Task description = Output the full listing below exactly, without the pictures.
----- Materials provided
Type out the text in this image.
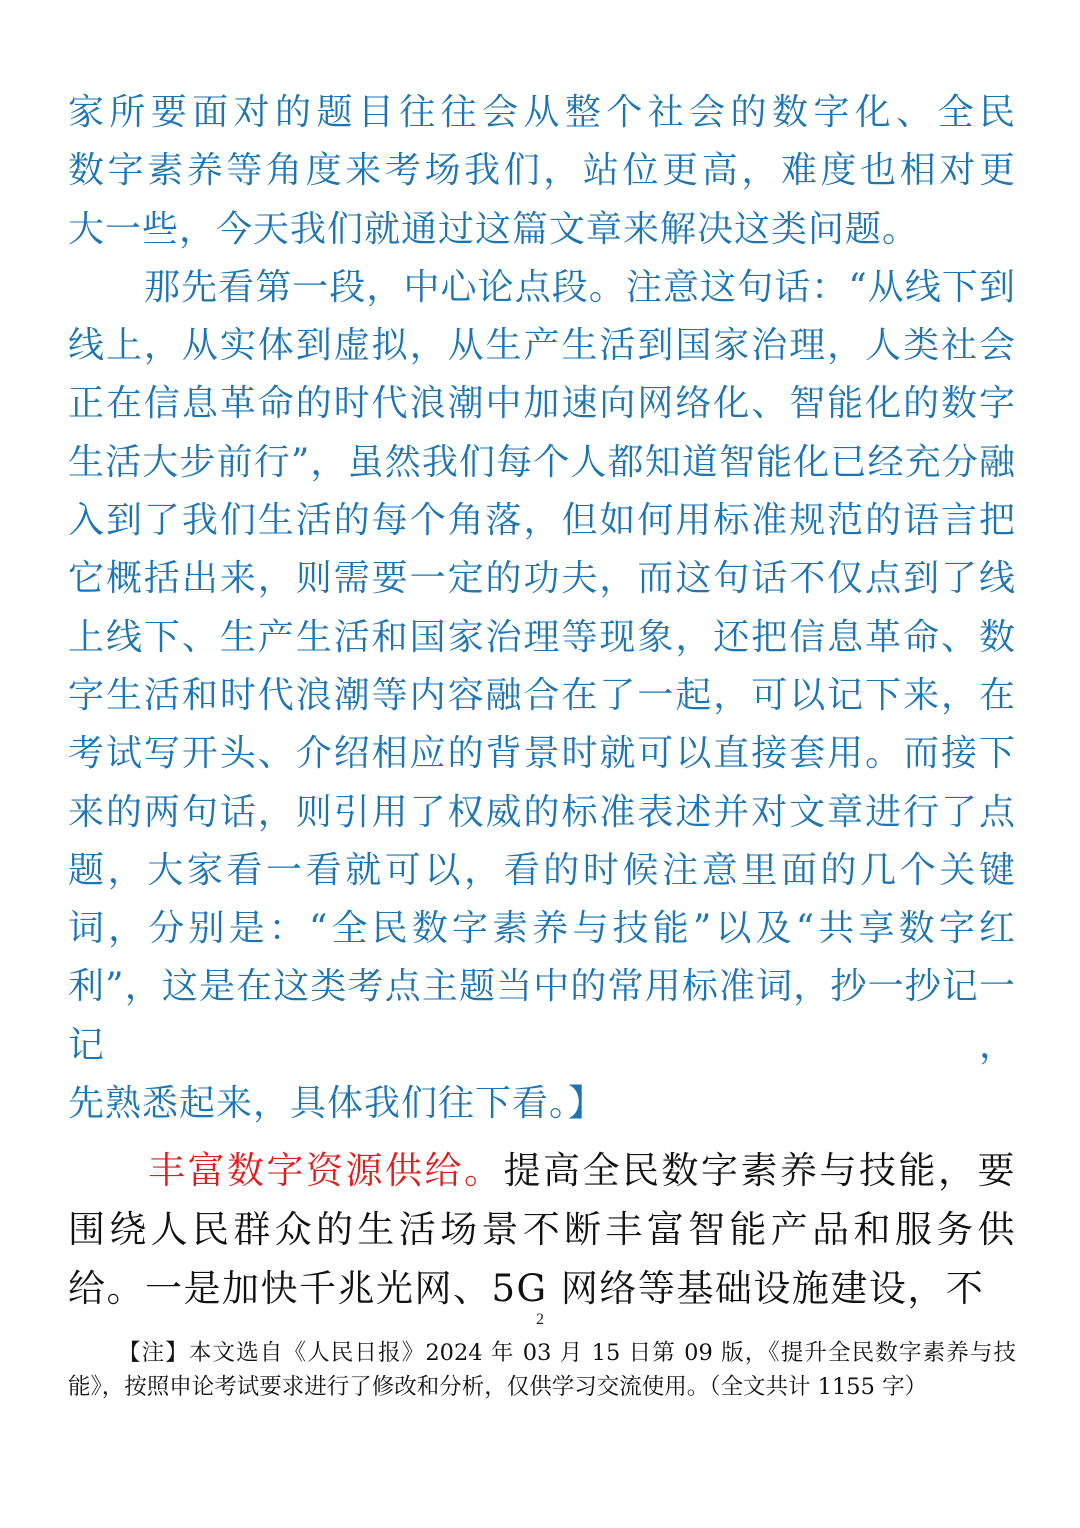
家所要面对的题目往往会从整个社会的数字化、全民

数字素养等角度来考场我们，站位更高，难度也相对更

大一些，今天我们就通过这篇文章来解决这类问题。

那先看第一段，中心论点段。注意这句话：“从线下到线上，从实体到虚拟，从生产生活到国家治理，人类社会正在信息革命的时代浪潮中加速向网络化、智能化的数字生活大步前行”，虽然我们每个人都知道智能化已经充分融入到了我们生活的每个角落，但如何用标准规范的语言把它概括出来，则需要一定的功夫，而这句话不仅点到了线上线下、生产生活和国家治理等现象，还把信息革命、数字生活和时代浪潮等内容融合在了一起，可以记下来，在考试写开头、介绍相应的背景时就可以直接套用。而接下来的两句话，则引用了权威的标准表述并对文章进行了点题，大家看一看就可以，看的时候注意里面的几个关键词，分别是：“全民数字素养与技能”以及“共享数字红利”，这是在这类考点主题当中的常用标准词，抄一抄记一记，

先熟悉起来，具体我们往下看。】

丰富数字资源供给。提高全民数字素养与技能，要围绕人民群众的生活场景不断丰富智能产品和服务供给。一是加快千兆光网、5G 网络等基础设施建设，不

2

【注】本文选自《人民日报》2024 年 03 月 15 日第 09 版，《提升全民数字素养与技能》，按照申论考试要求进行了修改和分析，仅供学习交流使用。（全文共计 1155 字）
----------
Task result =
Type out the text in this image.
家所要面对的题目往往会从整个社会的数字化、全民

数字素养等角度来考场我们，站位更高，难度也相对更

大一些，今天我们就通过这篇文章来解决这类问题。

那先看第一段，中心论点段。注意这句话：“从线下到线上，从实体到虚拟，从生产生活到国家治理，人类社会正在信息革命的时代浪潮中加速向网络化、智能化的数字生活大步前行”，虽然我们每个人都知道智能化已经充分融入到了我们生活的每个角落，但如何用标准规范的语言把它概括出来，则需要一定的功夫，而这句话不仅点到了线上线下、生产生活和国家治理等现象，还把信息革命、数字生活和时代浪潮等内容融合在了一起，可以记下来，在考试写开头、介绍相应的背景时就可以直接套用。而接下来的两句话，则引用了权威的标准表述并对文章进行了点题，大家看一看就可以，看的时候注意里面的几个关键词，分别是：“全民数字素养与技能”以及“共享数字红利”，这是在这类考点主题当中的常用标准词，抄一抄记一记，

先熟悉起来，具体我们往下看。】

丰富数字资源供给。提高全民数字素养与技能，要围绕人民群众的生活场景不断丰富智能产品和服务供给。一是加快千兆光网、5G 网络等基础设施建设，不

2

【注】本文选自《人民日报》2024 年 03 月 15 日第 09 版，《提升全民数字素养与技能》，按照申论考试要求进行了修改和分析，仅供学习交流使用。（全文共计 1155 字）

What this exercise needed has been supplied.